Task objective:
Find the string "What" in the entries and copy each line that has it.

-------

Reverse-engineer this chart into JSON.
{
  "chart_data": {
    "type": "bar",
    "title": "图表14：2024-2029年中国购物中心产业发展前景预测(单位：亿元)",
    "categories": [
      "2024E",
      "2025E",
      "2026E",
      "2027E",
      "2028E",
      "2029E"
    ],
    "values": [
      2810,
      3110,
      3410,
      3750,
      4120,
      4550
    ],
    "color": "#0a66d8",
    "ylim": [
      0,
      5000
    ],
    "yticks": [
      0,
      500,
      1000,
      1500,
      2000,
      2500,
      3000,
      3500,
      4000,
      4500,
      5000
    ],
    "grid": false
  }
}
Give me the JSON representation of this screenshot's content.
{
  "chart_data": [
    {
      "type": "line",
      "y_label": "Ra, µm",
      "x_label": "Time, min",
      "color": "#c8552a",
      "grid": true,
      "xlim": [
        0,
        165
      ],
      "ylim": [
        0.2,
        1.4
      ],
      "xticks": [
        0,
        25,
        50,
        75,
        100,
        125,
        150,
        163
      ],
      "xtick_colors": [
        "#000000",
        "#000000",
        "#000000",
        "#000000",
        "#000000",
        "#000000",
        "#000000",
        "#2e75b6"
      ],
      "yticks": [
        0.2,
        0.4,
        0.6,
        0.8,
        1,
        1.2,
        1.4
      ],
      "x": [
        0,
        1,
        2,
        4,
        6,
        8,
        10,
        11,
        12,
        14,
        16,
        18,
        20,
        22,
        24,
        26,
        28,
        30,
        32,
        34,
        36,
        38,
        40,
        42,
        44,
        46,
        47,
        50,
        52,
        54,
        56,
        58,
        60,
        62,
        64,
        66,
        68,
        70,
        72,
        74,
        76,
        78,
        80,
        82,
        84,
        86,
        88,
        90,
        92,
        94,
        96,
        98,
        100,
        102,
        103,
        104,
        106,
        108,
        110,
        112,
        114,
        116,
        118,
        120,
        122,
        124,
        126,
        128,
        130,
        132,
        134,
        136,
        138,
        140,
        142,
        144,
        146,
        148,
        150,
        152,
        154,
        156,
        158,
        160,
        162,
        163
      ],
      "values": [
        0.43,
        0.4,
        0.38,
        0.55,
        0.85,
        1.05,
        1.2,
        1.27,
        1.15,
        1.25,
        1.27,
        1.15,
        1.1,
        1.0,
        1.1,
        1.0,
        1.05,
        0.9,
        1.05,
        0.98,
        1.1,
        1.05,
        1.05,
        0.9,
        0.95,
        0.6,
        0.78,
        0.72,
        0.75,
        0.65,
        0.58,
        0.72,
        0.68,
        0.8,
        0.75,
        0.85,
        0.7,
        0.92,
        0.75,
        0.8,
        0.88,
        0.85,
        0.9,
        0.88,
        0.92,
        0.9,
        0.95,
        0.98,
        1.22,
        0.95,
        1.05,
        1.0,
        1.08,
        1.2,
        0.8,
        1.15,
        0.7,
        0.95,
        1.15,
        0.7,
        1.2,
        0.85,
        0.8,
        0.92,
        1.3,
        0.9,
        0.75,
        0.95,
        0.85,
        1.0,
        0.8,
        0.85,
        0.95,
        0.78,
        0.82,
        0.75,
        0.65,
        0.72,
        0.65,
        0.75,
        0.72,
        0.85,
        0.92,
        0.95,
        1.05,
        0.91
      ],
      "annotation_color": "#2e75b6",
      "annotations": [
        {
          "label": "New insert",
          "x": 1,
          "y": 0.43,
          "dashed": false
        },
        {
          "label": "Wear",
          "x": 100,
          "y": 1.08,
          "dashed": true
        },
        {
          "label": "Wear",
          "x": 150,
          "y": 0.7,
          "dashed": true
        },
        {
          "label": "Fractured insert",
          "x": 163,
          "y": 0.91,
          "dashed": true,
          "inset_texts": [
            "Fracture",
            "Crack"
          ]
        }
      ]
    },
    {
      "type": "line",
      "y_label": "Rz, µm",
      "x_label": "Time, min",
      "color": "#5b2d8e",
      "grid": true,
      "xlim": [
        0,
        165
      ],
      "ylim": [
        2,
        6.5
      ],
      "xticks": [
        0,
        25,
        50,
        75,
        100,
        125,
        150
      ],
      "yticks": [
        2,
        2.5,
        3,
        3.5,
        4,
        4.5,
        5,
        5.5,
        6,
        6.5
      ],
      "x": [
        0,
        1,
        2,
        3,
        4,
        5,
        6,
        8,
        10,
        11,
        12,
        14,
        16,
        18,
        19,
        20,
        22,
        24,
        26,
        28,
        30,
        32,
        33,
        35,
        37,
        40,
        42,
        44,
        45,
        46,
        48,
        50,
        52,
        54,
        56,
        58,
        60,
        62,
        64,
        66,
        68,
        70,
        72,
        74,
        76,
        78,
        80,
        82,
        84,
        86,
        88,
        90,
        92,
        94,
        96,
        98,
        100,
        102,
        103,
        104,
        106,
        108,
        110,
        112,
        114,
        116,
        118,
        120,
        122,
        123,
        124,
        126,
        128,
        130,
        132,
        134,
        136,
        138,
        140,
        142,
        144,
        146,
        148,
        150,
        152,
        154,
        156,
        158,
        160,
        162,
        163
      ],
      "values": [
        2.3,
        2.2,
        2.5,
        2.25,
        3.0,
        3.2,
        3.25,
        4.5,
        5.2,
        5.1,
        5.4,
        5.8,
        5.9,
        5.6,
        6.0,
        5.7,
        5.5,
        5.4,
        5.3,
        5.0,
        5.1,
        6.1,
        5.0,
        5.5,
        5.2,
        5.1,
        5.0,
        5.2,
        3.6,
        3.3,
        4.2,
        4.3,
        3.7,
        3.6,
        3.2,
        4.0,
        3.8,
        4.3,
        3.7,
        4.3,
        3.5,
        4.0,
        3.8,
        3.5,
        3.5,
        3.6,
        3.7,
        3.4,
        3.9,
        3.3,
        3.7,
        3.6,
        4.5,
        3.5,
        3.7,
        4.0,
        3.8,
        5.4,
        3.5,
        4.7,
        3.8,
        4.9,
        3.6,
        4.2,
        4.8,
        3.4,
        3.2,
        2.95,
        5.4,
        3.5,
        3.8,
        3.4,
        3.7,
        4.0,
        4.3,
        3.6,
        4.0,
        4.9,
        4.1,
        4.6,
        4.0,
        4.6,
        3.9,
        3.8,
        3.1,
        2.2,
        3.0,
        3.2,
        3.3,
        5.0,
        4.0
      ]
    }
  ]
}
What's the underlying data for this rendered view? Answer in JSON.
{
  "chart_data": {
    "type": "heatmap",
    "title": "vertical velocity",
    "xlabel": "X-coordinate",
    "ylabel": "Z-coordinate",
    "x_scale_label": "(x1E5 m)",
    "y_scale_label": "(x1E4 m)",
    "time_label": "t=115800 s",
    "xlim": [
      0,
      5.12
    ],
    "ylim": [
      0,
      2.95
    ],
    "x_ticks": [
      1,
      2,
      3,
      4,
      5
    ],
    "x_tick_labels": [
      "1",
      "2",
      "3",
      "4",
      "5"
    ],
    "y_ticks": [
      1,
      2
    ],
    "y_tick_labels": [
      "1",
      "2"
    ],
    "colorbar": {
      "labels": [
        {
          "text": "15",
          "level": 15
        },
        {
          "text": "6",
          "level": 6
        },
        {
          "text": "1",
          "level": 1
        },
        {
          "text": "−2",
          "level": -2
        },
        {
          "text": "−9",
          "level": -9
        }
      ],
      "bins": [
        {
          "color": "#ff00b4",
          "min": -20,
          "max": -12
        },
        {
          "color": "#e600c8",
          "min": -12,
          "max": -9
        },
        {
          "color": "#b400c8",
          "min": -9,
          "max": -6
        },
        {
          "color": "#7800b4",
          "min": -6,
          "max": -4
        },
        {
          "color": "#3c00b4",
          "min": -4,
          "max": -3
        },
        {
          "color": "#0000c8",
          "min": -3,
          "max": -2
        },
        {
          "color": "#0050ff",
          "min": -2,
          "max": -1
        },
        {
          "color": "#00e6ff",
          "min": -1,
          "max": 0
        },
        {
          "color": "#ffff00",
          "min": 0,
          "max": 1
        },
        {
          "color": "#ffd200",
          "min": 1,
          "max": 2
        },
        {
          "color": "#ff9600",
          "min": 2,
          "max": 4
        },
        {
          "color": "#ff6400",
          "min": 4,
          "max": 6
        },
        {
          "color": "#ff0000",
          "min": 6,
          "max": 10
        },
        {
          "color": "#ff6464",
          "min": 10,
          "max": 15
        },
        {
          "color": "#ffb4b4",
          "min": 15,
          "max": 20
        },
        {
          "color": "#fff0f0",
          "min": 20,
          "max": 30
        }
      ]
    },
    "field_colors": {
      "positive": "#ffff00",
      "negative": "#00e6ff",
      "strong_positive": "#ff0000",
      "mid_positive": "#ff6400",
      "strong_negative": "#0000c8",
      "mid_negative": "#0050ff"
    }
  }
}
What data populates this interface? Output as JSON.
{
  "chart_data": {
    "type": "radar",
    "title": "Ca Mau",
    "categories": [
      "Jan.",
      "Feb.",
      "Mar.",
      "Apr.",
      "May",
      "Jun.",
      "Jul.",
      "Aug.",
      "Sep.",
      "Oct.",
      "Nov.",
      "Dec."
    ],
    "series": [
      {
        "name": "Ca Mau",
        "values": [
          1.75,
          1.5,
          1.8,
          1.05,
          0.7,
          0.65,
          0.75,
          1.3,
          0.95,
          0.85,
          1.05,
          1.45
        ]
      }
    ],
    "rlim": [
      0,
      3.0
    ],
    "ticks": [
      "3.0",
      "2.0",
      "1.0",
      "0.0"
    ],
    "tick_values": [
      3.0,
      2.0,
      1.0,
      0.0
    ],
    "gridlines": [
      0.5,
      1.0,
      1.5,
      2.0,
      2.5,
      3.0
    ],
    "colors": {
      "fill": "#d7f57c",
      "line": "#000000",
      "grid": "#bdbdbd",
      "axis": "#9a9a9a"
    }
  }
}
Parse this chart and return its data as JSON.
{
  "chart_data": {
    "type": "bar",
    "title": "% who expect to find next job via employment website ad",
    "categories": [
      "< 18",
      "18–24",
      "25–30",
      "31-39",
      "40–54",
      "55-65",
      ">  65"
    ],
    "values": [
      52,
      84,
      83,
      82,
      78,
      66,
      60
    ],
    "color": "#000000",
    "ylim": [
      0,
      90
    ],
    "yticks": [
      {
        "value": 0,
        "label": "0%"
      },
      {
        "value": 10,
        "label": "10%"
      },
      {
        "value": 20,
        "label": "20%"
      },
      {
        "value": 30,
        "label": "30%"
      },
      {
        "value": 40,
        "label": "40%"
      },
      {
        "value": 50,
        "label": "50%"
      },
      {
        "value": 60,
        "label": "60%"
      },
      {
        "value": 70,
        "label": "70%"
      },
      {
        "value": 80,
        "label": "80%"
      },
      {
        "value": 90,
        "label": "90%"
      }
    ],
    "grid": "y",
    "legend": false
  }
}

-------

Exercise result:
What's the underlying data for this rendered view? Answer in JSON.
What data populates this interface? Output as JSON.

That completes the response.